» **What to produce**:
Every entry that follows needs to be repeated exactly.

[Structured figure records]
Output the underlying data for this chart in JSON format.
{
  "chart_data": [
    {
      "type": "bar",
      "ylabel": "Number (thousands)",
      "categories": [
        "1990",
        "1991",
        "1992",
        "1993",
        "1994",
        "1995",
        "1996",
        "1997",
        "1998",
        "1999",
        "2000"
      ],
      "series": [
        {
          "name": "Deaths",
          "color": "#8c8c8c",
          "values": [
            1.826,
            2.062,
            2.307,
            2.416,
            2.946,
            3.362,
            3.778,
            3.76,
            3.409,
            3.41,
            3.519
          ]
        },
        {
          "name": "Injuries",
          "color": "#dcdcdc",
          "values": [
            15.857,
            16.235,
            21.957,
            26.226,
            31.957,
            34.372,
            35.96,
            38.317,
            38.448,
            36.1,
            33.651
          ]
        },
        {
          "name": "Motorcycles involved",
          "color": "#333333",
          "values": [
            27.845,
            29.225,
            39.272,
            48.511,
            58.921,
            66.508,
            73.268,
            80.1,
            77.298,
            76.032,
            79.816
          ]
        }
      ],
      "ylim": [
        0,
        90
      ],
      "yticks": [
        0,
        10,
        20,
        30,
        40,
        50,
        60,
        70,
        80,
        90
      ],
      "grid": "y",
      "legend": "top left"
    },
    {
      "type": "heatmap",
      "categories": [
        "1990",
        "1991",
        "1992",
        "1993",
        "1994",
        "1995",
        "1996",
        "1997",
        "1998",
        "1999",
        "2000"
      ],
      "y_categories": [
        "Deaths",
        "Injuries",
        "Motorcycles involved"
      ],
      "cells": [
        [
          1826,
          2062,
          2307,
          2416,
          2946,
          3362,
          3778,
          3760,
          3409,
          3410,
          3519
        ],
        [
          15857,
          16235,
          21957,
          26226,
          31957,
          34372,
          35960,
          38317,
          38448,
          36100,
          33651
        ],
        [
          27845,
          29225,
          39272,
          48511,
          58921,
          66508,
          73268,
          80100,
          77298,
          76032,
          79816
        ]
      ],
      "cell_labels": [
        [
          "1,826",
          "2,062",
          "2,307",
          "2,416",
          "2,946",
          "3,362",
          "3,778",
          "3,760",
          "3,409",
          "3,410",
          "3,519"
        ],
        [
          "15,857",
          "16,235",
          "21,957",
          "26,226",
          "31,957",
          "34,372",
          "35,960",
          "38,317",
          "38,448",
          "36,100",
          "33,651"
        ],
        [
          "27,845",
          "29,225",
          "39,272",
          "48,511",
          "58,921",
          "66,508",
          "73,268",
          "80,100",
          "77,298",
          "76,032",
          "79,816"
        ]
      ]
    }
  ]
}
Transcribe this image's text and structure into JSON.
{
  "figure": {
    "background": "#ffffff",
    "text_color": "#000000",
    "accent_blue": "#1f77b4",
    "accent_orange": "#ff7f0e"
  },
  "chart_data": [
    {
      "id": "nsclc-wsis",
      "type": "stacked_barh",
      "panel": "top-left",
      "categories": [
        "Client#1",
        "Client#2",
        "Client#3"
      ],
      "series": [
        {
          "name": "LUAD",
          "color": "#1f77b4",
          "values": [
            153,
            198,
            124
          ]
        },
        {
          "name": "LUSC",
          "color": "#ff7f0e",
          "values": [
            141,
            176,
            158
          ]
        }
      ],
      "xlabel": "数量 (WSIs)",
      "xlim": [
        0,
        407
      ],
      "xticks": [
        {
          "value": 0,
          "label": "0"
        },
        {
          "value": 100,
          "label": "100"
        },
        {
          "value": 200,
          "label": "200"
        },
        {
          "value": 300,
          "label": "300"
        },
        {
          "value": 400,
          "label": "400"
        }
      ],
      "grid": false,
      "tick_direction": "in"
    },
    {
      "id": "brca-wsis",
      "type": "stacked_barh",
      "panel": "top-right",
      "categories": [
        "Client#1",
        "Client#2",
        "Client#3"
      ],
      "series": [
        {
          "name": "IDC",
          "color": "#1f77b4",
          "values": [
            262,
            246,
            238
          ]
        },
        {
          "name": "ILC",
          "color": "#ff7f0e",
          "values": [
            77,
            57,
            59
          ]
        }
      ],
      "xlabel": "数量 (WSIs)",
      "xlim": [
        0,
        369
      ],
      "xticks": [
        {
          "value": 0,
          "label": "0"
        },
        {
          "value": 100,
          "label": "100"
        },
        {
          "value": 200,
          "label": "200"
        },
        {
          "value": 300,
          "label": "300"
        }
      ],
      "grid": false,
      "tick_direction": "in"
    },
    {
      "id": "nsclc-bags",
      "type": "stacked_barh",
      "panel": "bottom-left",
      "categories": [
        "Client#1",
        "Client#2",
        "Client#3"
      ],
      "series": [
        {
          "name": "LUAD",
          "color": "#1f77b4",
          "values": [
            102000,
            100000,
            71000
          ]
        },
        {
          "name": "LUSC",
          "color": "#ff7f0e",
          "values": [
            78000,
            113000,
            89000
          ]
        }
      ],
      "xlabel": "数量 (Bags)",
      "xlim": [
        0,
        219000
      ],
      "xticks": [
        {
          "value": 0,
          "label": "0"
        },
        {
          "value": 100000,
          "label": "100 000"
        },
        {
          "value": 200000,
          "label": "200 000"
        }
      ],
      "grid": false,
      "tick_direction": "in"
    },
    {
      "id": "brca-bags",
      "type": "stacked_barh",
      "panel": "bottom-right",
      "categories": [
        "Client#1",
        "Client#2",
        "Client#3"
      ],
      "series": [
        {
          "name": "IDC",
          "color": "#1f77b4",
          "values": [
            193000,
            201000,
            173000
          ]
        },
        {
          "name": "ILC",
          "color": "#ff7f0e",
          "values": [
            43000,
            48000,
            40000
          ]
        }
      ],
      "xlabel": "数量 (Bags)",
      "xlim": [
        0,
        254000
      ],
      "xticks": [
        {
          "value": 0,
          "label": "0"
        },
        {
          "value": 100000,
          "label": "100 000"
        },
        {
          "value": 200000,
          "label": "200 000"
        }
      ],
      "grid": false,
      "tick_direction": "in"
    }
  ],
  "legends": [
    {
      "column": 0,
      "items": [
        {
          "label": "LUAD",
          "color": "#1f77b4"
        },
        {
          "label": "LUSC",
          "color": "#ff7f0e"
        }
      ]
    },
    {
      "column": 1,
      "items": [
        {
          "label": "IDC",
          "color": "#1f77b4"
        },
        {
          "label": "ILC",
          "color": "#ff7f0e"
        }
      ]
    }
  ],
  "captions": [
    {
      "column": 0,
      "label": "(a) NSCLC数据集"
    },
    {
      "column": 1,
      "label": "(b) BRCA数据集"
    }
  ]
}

» **Task result**:
Output the underlying data for this chart in JSON format.
{
  "chart_data": [
    {
      "type": "bar",
      "ylabel": "Number (thousands)",
      "categories": [
        "1990",
        "1991",
        "1992",
        "1993",
        "1994",
        "1995",
        "1996",
        "1997",
        "1998",
        "1999",
        "2000"
      ],
      "series": [
        {
          "name": "Deaths",
          "color": "#8c8c8c",
          "values": [
            1.826,
            2.062,
            2.307,
            2.416,
            2.946,
            3.362,
            3.778,
            3.76,
            3.409,
            3.41,
            3.519
          ]
        },
        {
          "name": "Injuries",
          "color": "#dcdcdc",
          "values": [
            15.857,
            16.235,
            21.957,
            26.226,
            31.957,
            34.372,
            35.96,
            38.317,
            38.448,
            36.1,
            33.651
          ]
        },
        {
          "name": "Motorcycles involved",
          "color": "#333333",
          "values": [
            27.845,
            29.225,
            39.272,
            48.511,
            58.921,
            66.508,
            73.268,
            80.1,
            77.298,
            76.032,
            79.816
          ]
        }
      ],
      "ylim": [
        0,
        90
      ],
      "yticks": [
        0,
        10,
        20,
        30,
        40,
        50,
        60,
        70,
        80,
        90
      ],
      "grid": "y",
      "legend": "top left"
    },
    {
      "type": "heatmap",
      "categories": [
        "1990",
        "1991",
        "1992",
        "1993",
        "1994",
        "1995",
        "1996",
        "1997",
        "1998",
        "1999",
        "2000"
      ],
      "y_categories": [
        "Deaths",
        "Injuries",
        "Motorcycles involved"
      ],
      "cells": [
        [
          1826,
          2062,
          2307,
          2416,
          2946,
          3362,
          3778,
          3760,
          3409,
          3410,
          3519
        ],
        [
          15857,
          16235,
          21957,
          26226,
          31957,
          34372,
          35960,
          38317,
          38448,
          36100,
          33651
        ],
        [
          27845,
          29225,
          39272,
          48511,
          58921,
          66508,
          73268,
          80100,
          77298,
          76032,
          79816
        ]
      ],
      "cell_labels": [
        [
          "1,826",
          "2,062",
          "2,307",
          "2,416",
          "2,946",
          "3,362",
          "3,778",
          "3,760",
          "3,409",
          "3,410",
          "3,519"
        ],
        [
          "15,857",
          "16,235",
          "21,957",
          "26,226",
          "31,957",
          "34,372",
          "35,960",
          "38,317",
          "38,448",
          "36,100",
          "33,651"
        ],
        [
          "27,845",
          "29,225",
          "39,272",
          "48,511",
          "58,921",
          "66,508",
          "73,268",
          "80,100",
          "77,298",
          "76,032",
          "79,816"
        ]
      ]
    }
  ]
}
Transcribe this image's text and structure into JSON.
{
  "figure": {
    "background": "#ffffff",
    "text_color": "#000000",
    "accent_blue": "#1f77b4",
    "accent_orange": "#ff7f0e"
  },
  "chart_data": [
    {
      "id": "nsclc-wsis",
      "type": "stacked_barh",
      "panel": "top-left",
      "categories": [
        "Client#1",
        "Client#2",
        "Client#3"
      ],
      "series": [
        {
          "name": "LUAD",
          "color": "#1f77b4",
          "values": [
            153,
            198,
            124
          ]
        },
        {
          "name": "LUSC",
          "color": "#ff7f0e",
          "values": [
            141,
            176,
            158
          ]
        }
      ],
      "xlabel": "数量 (WSIs)",
      "xlim": [
        0,
        407
      ],
      "xticks": [
        {
          "value": 0,
          "label": "0"
        },
        {
          "value": 100,
          "label": "100"
        },
        {
          "value": 200,
          "label": "200"
        },
        {
          "value": 300,
          "label": "300"
        },
        {
          "value": 400,
          "label": "400"
        }
      ],
      "grid": false,
      "tick_direction": "in"
    },
    {
      "id": "brca-wsis",
      "type": "stacked_barh",
      "panel": "top-right",
      "categories": [
        "Client#1",
        "Client#2",
        "Client#3"
      ],
      "series": [
        {
          "name": "IDC",
          "color": "#1f77b4",
          "values": [
            262,
            246,
            238
          ]
        },
        {
          "name": "ILC",
          "color": "#ff7f0e",
          "values": [
            77,
            57,
            59
          ]
        }
      ],
      "xlabel": "数量 (WSIs)",
      "xlim": [
        0,
        369
      ],
      "xticks": [
        {
          "value": 0,
          "label": "0"
        },
        {
          "value": 100,
          "label": "100"
        },
        {
          "value": 200,
          "label": "200"
        },
        {
          "value": 300,
          "label": "300"
        }
      ],
      "grid": false,
      "tick_direction": "in"
    },
    {
      "id": "nsclc-bags",
      "type": "stacked_barh",
      "panel": "bottom-left",
      "categories": [
        "Client#1",
        "Client#2",
        "Client#3"
      ],
      "series": [
        {
          "name": "LUAD",
          "color": "#1f77b4",
          "values": [
            102000,
            100000,
            71000
          ]
        },
        {
          "name": "LUSC",
          "color": "#ff7f0e",
          "values": [
            78000,
            113000,
            89000
          ]
        }
      ],
      "xlabel": "数量 (Bags)",
      "xlim": [
        0,
        219000
      ],
      "xticks": [
        {
          "value": 0,
          "label": "0"
        },
        {
          "value": 100000,
          "label": "100 000"
        },
        {
          "value": 200000,
          "label": "200 000"
        }
      ],
      "grid": false,
      "tick_direction": "in"
    },
    {
      "id": "brca-bags",
      "type": "stacked_barh",
      "panel": "bottom-right",
      "categories": [
        "Client#1",
        "Client#2",
        "Client#3"
      ],
      "series": [
        {
          "name": "IDC",
          "color": "#1f77b4",
          "values": [
            193000,
            201000,
            173000
          ]
        },
        {
          "name": "ILC",
          "color": "#ff7f0e",
          "values": [
            43000,
            48000,
            40000
          ]
        }
      ],
      "xlabel": "数量 (Bags)",
      "xlim": [
        0,
        254000
      ],
      "xticks": [
        {
          "value": 0,
          "label": "0"
        },
        {
          "value": 100000,
          "label": "100 000"
        },
        {
          "value": 200000,
          "label": "200 000"
        }
      ],
      "grid": false,
      "tick_direction": "in"
    }
  ],
  "legends": [
    {
      "column": 0,
      "items": [
        {
          "label": "LUAD",
          "color": "#1f77b4"
        },
        {
          "label": "LUSC",
          "color": "#ff7f0e"
        }
      ]
    },
    {
      "column": 1,
      "items": [
        {
          "label": "IDC",
          "color": "#1f77b4"
        },
        {
          "label": "ILC",
          "color": "#ff7f0e"
        }
      ]
    }
  ],
  "captions": [
    {
      "column": 0,
      "label": "(a) NSCLC数据集"
    },
    {
      "column": 1,
      "label": "(b) BRCA数据集"
    }
  ]
}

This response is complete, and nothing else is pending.